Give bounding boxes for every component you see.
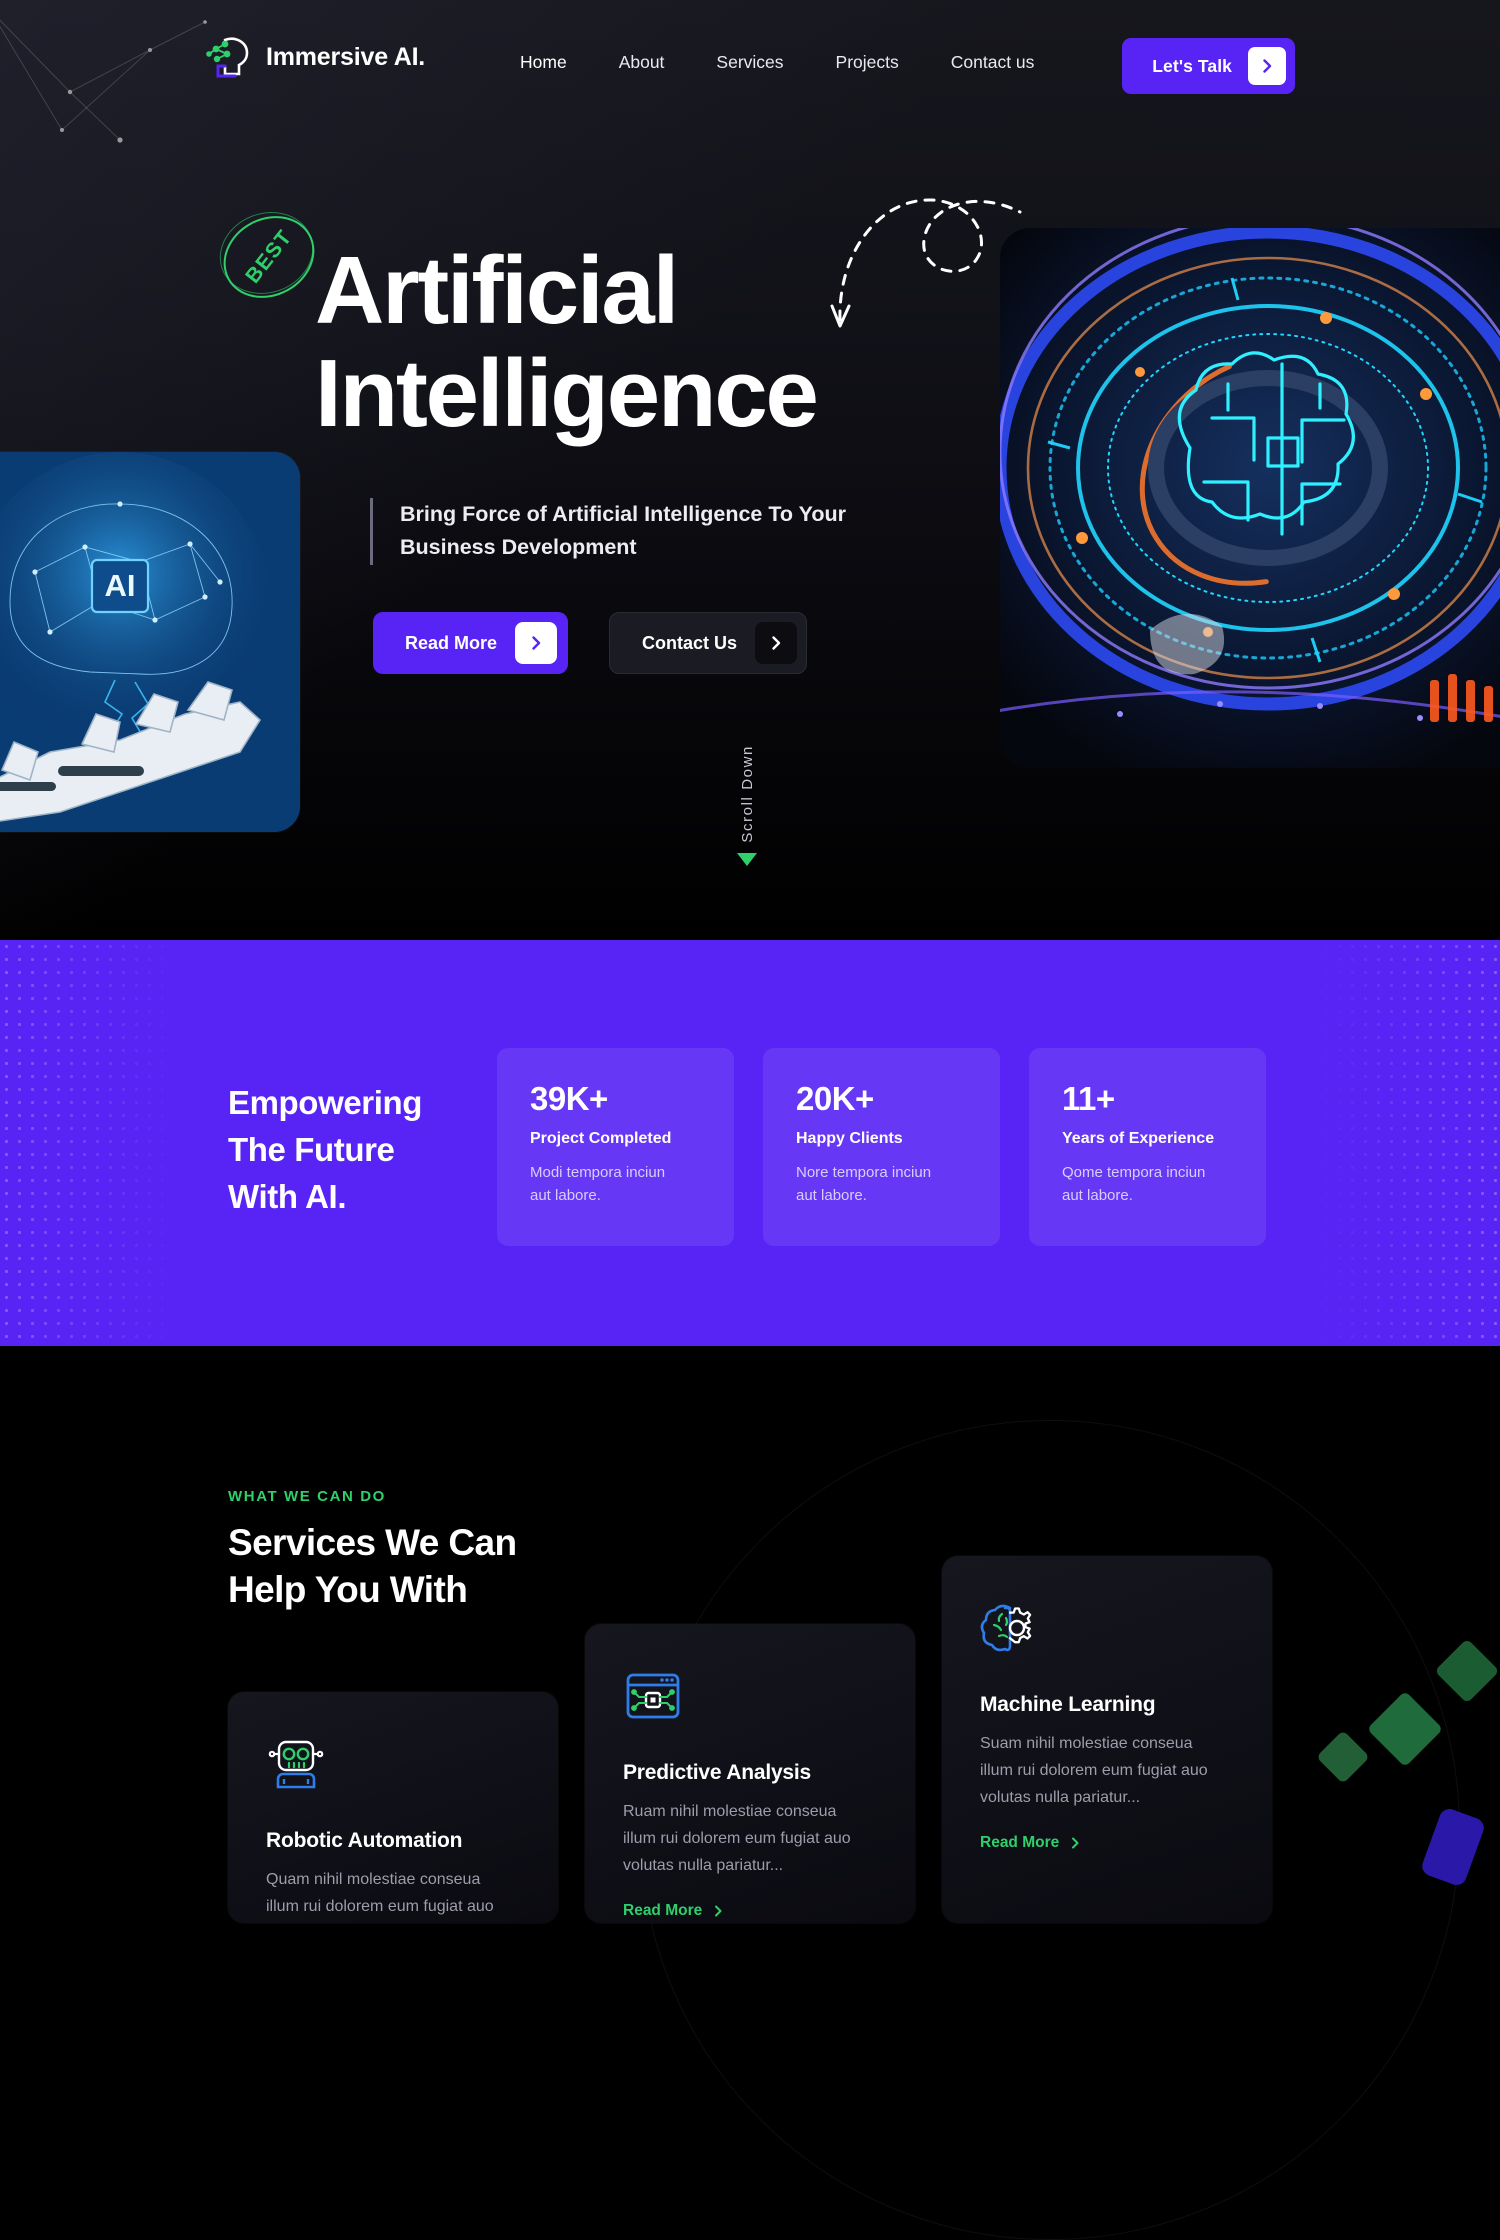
hero-image-robot-hand: AI xyxy=(0,452,300,832)
stat-description: Modi tempora inciun aut labore. xyxy=(530,1161,708,1208)
stat-description: Qome tempora inciun aut labore. xyxy=(1062,1161,1240,1208)
hero-title-line-2: Intelligence xyxy=(315,339,819,447)
stat-desc-line-2: aut labore. xyxy=(1062,1187,1133,1205)
scroll-down-label: Scroll Down xyxy=(738,745,756,843)
chevron-right-icon xyxy=(515,622,558,664)
services-eyebrow: WHAT WE CAN DO xyxy=(228,1488,386,1505)
hero-subtitle-line-2: Business Development xyxy=(400,535,637,560)
svg-text:AI: AI xyxy=(105,568,136,603)
service-card-robotic-automation[interactable]: Robotic Automation Quam nihil molestiae … xyxy=(228,1692,558,1923)
hero-title-line-1: Artificial xyxy=(315,237,679,344)
service-card-predictive-analysis[interactable]: Predictive Analysis Ruam nihil molestiae… xyxy=(585,1624,915,1923)
main-nav: Home About Services Projects Contact us xyxy=(520,52,1034,73)
hero-action-buttons: Read More Contact Us xyxy=(373,612,808,674)
service-desc-line-2: illum rui dolorem eum fugiat auo xyxy=(623,1829,851,1847)
stats-heading-line-3: With AI. xyxy=(228,1177,347,1215)
stat-number: 39K+ xyxy=(530,1080,608,1117)
service-desc-line-3: volutas nulla pariatur... xyxy=(623,1856,784,1874)
service-desc-line-3: volutas nulla pariatur... xyxy=(980,1788,1141,1806)
chevron-right-icon xyxy=(1072,1837,1079,1849)
robot-icon xyxy=(268,1740,324,1789)
read-more-label: Read More xyxy=(405,632,498,653)
stat-card: 20K+ Happy Clients Nore tempora inciun a… xyxy=(763,1048,1000,1246)
nav-item-services[interactable]: Services xyxy=(716,52,783,73)
stat-card: 11+ Years of Experience Qome tempora inc… xyxy=(1029,1048,1266,1246)
scroll-down-indicator[interactable]: Scroll Down xyxy=(730,745,764,866)
stat-desc-line-1: Qome tempora inciun xyxy=(1062,1164,1206,1181)
service-description: Quam nihil molestiae conseua illum rui d… xyxy=(266,1867,520,1923)
read-more-button[interactable]: Read More xyxy=(373,612,569,674)
stat-desc-line-2: aut labore. xyxy=(796,1187,867,1205)
contact-us-label: Contact Us xyxy=(642,632,738,653)
service-desc-line-2: illum rui dolorem eum fugiat auo xyxy=(980,1761,1208,1779)
dashed-loop-arrow-decoration xyxy=(830,198,1022,328)
top-navigation-bar: Immersive AI. Home About Services Projec… xyxy=(0,0,1500,110)
service-desc-line-1: Ruam nihil molestiae conseua xyxy=(623,1803,837,1820)
service-desc-line-1: Quam nihil molestiae conseua xyxy=(266,1871,481,1888)
contact-us-button[interactable]: Contact Us xyxy=(609,612,808,674)
stat-cards-list: 39K+ Project Completed Modi tempora inci… xyxy=(497,1048,1266,1246)
read-more-label: Read More xyxy=(623,1901,703,1919)
lets-talk-label: Let's Talk xyxy=(1152,55,1232,76)
dot-pattern-right xyxy=(1320,940,1500,1346)
triangle-down-icon xyxy=(737,852,757,866)
nav-item-about[interactable]: About xyxy=(619,52,665,73)
stat-desc-line-2: aut labore. xyxy=(530,1187,601,1205)
service-desc-line-2: illum rui dolorem eum fugiat auo xyxy=(266,1897,494,1915)
chevron-right-icon xyxy=(1248,47,1286,85)
service-description: Suam nihil molestiae conseua illum rui d… xyxy=(980,1731,1234,1812)
brand-logo-group[interactable]: Immersive AI. xyxy=(205,34,425,80)
chevron-right-icon xyxy=(755,622,798,664)
read-more-label: Read More xyxy=(980,1833,1060,1851)
services-title: Services We Can Help You With xyxy=(228,1520,648,1614)
services-title-line-2: Help You With xyxy=(228,1568,468,1610)
service-name: Machine Learning xyxy=(980,1693,1156,1716)
stat-number: 20K+ xyxy=(796,1080,874,1117)
stat-desc-line-1: Nore tempora inciun xyxy=(796,1164,932,1181)
stat-label: Happy Clients xyxy=(796,1130,903,1147)
stat-label: Project Completed xyxy=(530,1130,672,1147)
brand-name: Immersive AI. xyxy=(266,42,426,71)
ai-head-logo-icon xyxy=(206,37,249,78)
service-name: Predictive Analysis xyxy=(623,1761,812,1784)
dot-pattern-left xyxy=(0,940,180,1346)
service-card-machine-learning[interactable]: Machine Learning Suam nihil molestiae co… xyxy=(942,1556,1272,1923)
read-more-link[interactable]: Read More xyxy=(980,1834,1234,1852)
stat-number: 11+ xyxy=(1062,1080,1115,1117)
nav-item-projects[interactable]: Projects xyxy=(836,52,899,73)
service-description: Ruam nihil molestiae conseua illum rui d… xyxy=(623,1799,877,1880)
hero-section: Immersive AI. Home About Services Projec… xyxy=(0,0,1500,940)
hero-subtitle: Bring Force of Artificial Intelligence T… xyxy=(370,498,900,565)
lets-talk-button[interactable]: Let's Talk xyxy=(1122,38,1295,94)
nav-item-contact-us[interactable]: Contact us xyxy=(951,52,1035,73)
best-badge: BEST xyxy=(208,199,329,314)
stats-heading: Empowering The Future With AI. xyxy=(228,1080,488,1221)
service-name: Robotic Automation xyxy=(266,1829,463,1852)
stat-card: 39K+ Project Completed Modi tempora inci… xyxy=(497,1048,734,1246)
stats-heading-line-1: Empowering xyxy=(228,1084,423,1121)
stat-desc-line-1: Modi tempora inciun xyxy=(530,1164,666,1181)
grid-decoration xyxy=(1370,760,1500,822)
nav-item-home[interactable]: Home xyxy=(520,52,567,73)
predictive-chip-window-icon xyxy=(626,1673,680,1719)
services-title-line-1: Services We Can xyxy=(228,1522,517,1563)
hero-subtitle-line-1: Bring Force of Artificial Intelligence T… xyxy=(400,502,846,526)
stats-heading-line-2: The Future xyxy=(228,1130,395,1168)
read-more-link[interactable]: Read More xyxy=(623,1902,877,1920)
service-desc-line-1: Suam nihil molestiae conseua xyxy=(980,1735,1193,1752)
stat-description: Nore tempora inciun aut labore. xyxy=(796,1161,974,1208)
chevron-right-icon xyxy=(715,1905,722,1917)
stat-label: Years of Experience xyxy=(1062,1130,1215,1147)
brain-gear-icon xyxy=(980,1604,1032,1652)
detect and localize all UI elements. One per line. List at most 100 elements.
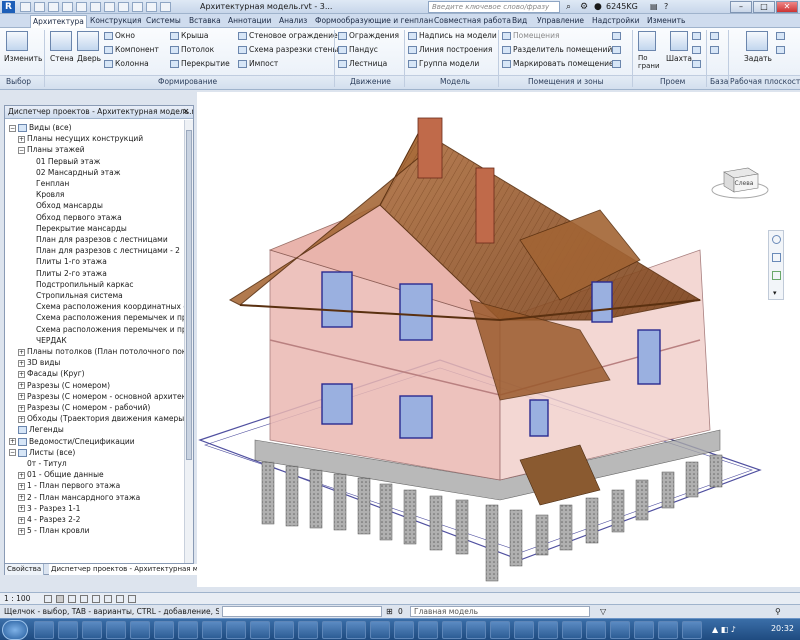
expand-icon[interactable]: +	[18, 348, 25, 356]
level-icon[interactable]	[710, 31, 721, 41]
exchange-icon[interactable]: ▤	[650, 2, 658, 11]
taskbar-app-icon[interactable]	[610, 621, 630, 639]
thin-lines-icon[interactable]	[146, 2, 157, 12]
wall-opening-icon[interactable]	[692, 31, 703, 41]
window-button[interactable]: Окно	[104, 31, 135, 41]
expand-icon[interactable]: +	[9, 438, 16, 446]
floor-button[interactable]: Перекрытие	[170, 59, 230, 69]
wall-button[interactable]: Стена	[50, 54, 74, 64]
tree-item[interactable]: Генплан	[27, 178, 69, 189]
tree-item[interactable]: + Фасады (Круг)	[18, 368, 85, 379]
search-input[interactable]: Введите ключевое слово/фразу	[428, 1, 560, 13]
tab-structure[interactable]: Конструкция	[88, 15, 144, 28]
collapse-icon[interactable]: −	[9, 124, 16, 132]
door-icon[interactable]	[77, 31, 99, 51]
tag-room-button[interactable]: Маркировать помещение	[502, 59, 614, 69]
component-button[interactable]: Компонент	[104, 45, 159, 55]
taskbar-app-icon[interactable]	[634, 621, 654, 639]
dormer-icon[interactable]	[692, 59, 703, 69]
select-panel-label[interactable]: Выбор	[6, 77, 31, 86]
binoculars-icon[interactable]: ⌕	[566, 2, 571, 12]
work-plane-panel-label[interactable]: Рабочая плоскость	[730, 77, 800, 86]
room-button[interactable]: Помещения	[502, 31, 559, 41]
ramp-button[interactable]: Пандус	[338, 45, 378, 55]
expand-icon[interactable]: +	[18, 382, 25, 390]
taskbar-app-icon[interactable]	[658, 621, 678, 639]
grid-icon[interactable]	[710, 45, 721, 55]
tree-item[interactable]: План для разрезов с лестницами	[27, 234, 168, 245]
tree-item[interactable]: Подстропильный каркас	[27, 279, 133, 290]
expand-icon[interactable]: +	[18, 370, 25, 378]
filter-icon[interactable]: ▽	[600, 607, 606, 616]
room-panel-label[interactable]: Помещения и зоны	[528, 77, 604, 86]
tree-item[interactable]: Схема расположения перемычек и пр	[27, 312, 185, 323]
taskbar-app-icon[interactable]	[418, 621, 438, 639]
project-browser-scrollbar[interactable]	[184, 120, 193, 574]
taskbar-app-icon[interactable]	[130, 621, 150, 639]
taskbar-app-icon[interactable]	[82, 621, 102, 639]
curtain-grid-button[interactable]: Схема разрезки стены	[238, 45, 338, 55]
filter-count-icon[interactable]: ⚲	[775, 607, 781, 616]
tree-item[interactable]: Обход первого этажа	[27, 212, 122, 223]
expand-icon[interactable]: +	[18, 415, 25, 423]
tree-item[interactable]: − Виды (все)	[9, 122, 72, 133]
room-separator-button[interactable]: Разделитель помещений	[502, 45, 612, 55]
tree-item[interactable]: Стропильная система	[27, 290, 123, 301]
show-crop-icon[interactable]	[104, 595, 112, 603]
expand-icon[interactable]: +	[18, 135, 25, 143]
tree-item[interactable]: +2 - План мансардного этажа	[18, 492, 140, 503]
clock[interactable]: 20:32	[771, 624, 794, 633]
tree-item[interactable]: + Разрезы (С номером - рабочий)	[18, 402, 150, 413]
scroll-thumb[interactable]	[186, 130, 192, 460]
opening-panel-label[interactable]: Проем	[660, 77, 685, 86]
tab-addins[interactable]: Надстройки	[590, 15, 642, 28]
model-group-button[interactable]: Группа модели	[408, 59, 479, 69]
user-name[interactable]: 6245KG	[606, 2, 638, 11]
tree-item[interactable]: Схема расположения перемычек и пр	[27, 324, 185, 335]
shaft-icon[interactable]	[670, 31, 688, 51]
open-icon[interactable]	[20, 2, 31, 12]
tree-item[interactable]: + Планы несущих конструкций	[18, 133, 143, 144]
taskbar-app-icon[interactable]	[106, 621, 126, 639]
tag-area-icon[interactable]	[612, 59, 623, 69]
stair-button[interactable]: Лестница	[338, 59, 387, 69]
column-button[interactable]: Колонна	[104, 59, 149, 69]
tree-item[interactable]: План для разрезов с лестницами - 2	[27, 245, 180, 256]
tree-item[interactable]: +1 - План первого этажа	[18, 480, 120, 491]
expand-icon[interactable]: +	[18, 482, 25, 490]
shaft-button[interactable]: Шахта	[666, 54, 692, 64]
tree-item[interactable]: + Обходы (Траектория движения камеры)	[18, 413, 185, 424]
expand-icon[interactable]: +	[18, 393, 25, 401]
model-line-button[interactable]: Линия построения	[408, 45, 492, 55]
tree-item[interactable]: + Ведомости/Спецификации	[9, 436, 135, 447]
tree-item[interactable]: − Планы этажей	[18, 144, 85, 155]
crop-view-icon[interactable]	[92, 595, 100, 603]
taskbar-app-icon[interactable]	[466, 621, 486, 639]
tree-item[interactable]: Схема расположения координатных с	[27, 301, 185, 312]
model-panel-label[interactable]: Модель	[440, 77, 470, 86]
orbit-icon[interactable]	[772, 271, 781, 280]
viewcube[interactable]: Слева	[710, 160, 770, 200]
ref-plane-icon[interactable]	[776, 45, 787, 55]
reveal-hidden-icon[interactable]	[128, 595, 136, 603]
tree-item[interactable]: 01 Первый этаж	[27, 156, 100, 167]
user-icon[interactable]: ●	[594, 2, 602, 12]
build-panel-label[interactable]: Формирование	[158, 77, 217, 86]
taskbar-app-icon[interactable]	[250, 621, 270, 639]
tree-item[interactable]: 02 Мансардный этаж	[27, 167, 121, 178]
start-button[interactable]	[2, 620, 28, 640]
undo-icon[interactable]	[48, 2, 59, 12]
vertical-opening-icon[interactable]	[692, 45, 703, 55]
zoom-icon[interactable]	[772, 253, 781, 262]
measure-icon[interactable]	[90, 2, 101, 12]
tab-insert[interactable]: Вставка	[187, 15, 223, 28]
tree-item[interactable]: +3 - Разрез 1-1	[18, 503, 80, 514]
taskbar-app-icon[interactable]	[322, 621, 342, 639]
expand-icon[interactable]: +	[18, 471, 25, 479]
model-text-button[interactable]: Надпись на модели	[408, 31, 497, 41]
railing-button[interactable]: Ограждения	[338, 31, 399, 41]
view-scale[interactable]: 1 : 100	[4, 594, 30, 603]
nav-menu-icon[interactable]: ▾	[773, 289, 777, 297]
save-icon[interactable]	[34, 2, 45, 12]
ceiling-button[interactable]: Потолок	[170, 45, 214, 55]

##########

Repeat the stretch of the data from the line containing "hero-image-robot-hand: AI xyxy=(0,452,300,832)" through the line containing "scroll-down-indicator[interactable]: Scroll Down", with both of those lines included and nothing else.

ANSWER TO THE EXERCISE:
hero-image-robot-hand: AI xyxy=(0,452,300,832)
stat-description: Modi tempora inciun aut labore. xyxy=(530,1161,708,1208)
stat-description: Qome tempora inciun aut labore. xyxy=(1062,1161,1240,1208)
hero-title-line-2: Intelligence xyxy=(315,339,819,447)
stat-desc-line-2: aut labore. xyxy=(1062,1187,1133,1205)
scroll-down-label: Scroll Down xyxy=(738,745,756,843)
chevron-right-icon xyxy=(515,622,558,664)
services-eyebrow: WHAT WE CAN DO xyxy=(228,1488,386,1505)
hero-subtitle-line-2: Business Development xyxy=(400,535,637,560)
svg-text:AI: AI xyxy=(105,568,136,603)
service-card-robotic-automation[interactable]: Robotic Automation Quam nihil molestiae … xyxy=(228,1692,558,1923)
hero-title-line-1: Artificial xyxy=(315,237,679,344)
service-card-predictive-analysis[interactable]: Predictive Analysis Ruam nihil molestiae… xyxy=(585,1624,915,1923)
main-nav: Home About Services Projects Contact us xyxy=(520,52,1034,73)
hero-action-buttons: Read More Contact Us xyxy=(373,612,808,674)
service-desc-line-2: illum rui dolorem eum fugiat auo xyxy=(623,1829,851,1847)
stats-heading-line-3: With AI. xyxy=(228,1177,347,1215)
stat-number: 39K+ xyxy=(530,1080,608,1117)
service-desc-line-3: volutas nulla pariatur... xyxy=(623,1856,784,1874)
service-desc-line-3: volutas nulla pariatur... xyxy=(980,1788,1141,1806)
chevron-right-icon xyxy=(1072,1837,1079,1849)
robot-icon xyxy=(268,1740,324,1789)
read-more-label: Read More xyxy=(405,632,498,653)
stat-card: 20K+ Happy Clients Nore tempora inciun a… xyxy=(763,1048,1000,1246)
nav-item-services[interactable]: Services xyxy=(716,52,783,73)
stat-card: 11+ Years of Experience Qome tempora inc… xyxy=(1029,1048,1266,1246)
scroll-down-indicator[interactable]: Scroll Down xyxy=(730,745,764,866)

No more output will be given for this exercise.